● **WHAT THE TASK ASKS**
Find the word "减贫摘帽" in the listing; pull out each line holding it.

[Start]

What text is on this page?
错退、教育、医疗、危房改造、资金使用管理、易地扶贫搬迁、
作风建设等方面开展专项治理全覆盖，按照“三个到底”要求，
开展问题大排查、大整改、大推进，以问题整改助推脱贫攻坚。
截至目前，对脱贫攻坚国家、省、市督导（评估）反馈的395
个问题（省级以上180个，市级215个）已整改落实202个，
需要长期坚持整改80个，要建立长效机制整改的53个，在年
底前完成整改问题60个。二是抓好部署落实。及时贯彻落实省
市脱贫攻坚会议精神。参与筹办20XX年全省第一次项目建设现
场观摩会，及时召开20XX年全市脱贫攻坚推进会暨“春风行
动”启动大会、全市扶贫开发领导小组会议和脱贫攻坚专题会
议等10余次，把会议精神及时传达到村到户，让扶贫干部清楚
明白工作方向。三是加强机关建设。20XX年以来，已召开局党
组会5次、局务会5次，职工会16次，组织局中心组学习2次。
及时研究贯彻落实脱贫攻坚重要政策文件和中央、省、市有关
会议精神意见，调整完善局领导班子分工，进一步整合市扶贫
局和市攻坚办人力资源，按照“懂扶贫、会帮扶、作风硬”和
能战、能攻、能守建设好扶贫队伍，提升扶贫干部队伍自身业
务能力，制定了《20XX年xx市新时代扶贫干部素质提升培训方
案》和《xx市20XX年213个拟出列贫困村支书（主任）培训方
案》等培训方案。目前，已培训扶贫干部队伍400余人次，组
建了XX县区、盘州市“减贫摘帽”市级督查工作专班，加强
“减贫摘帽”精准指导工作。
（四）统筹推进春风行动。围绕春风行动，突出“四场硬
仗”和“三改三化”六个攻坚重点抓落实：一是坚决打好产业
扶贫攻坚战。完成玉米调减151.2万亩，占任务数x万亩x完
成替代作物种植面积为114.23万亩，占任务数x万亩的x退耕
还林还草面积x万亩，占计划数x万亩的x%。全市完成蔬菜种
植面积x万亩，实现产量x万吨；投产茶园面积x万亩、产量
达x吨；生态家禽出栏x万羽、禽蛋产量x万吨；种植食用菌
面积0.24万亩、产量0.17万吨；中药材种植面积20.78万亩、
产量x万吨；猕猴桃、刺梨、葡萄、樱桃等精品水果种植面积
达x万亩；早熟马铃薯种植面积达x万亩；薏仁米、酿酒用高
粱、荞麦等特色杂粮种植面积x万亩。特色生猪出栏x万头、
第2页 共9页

[End]

● **REPLY TO THE TASK**
建了XX县区、盘州市“减贫摘帽”市级督查工作专班，加强
“减贫摘帽”精准指导工作。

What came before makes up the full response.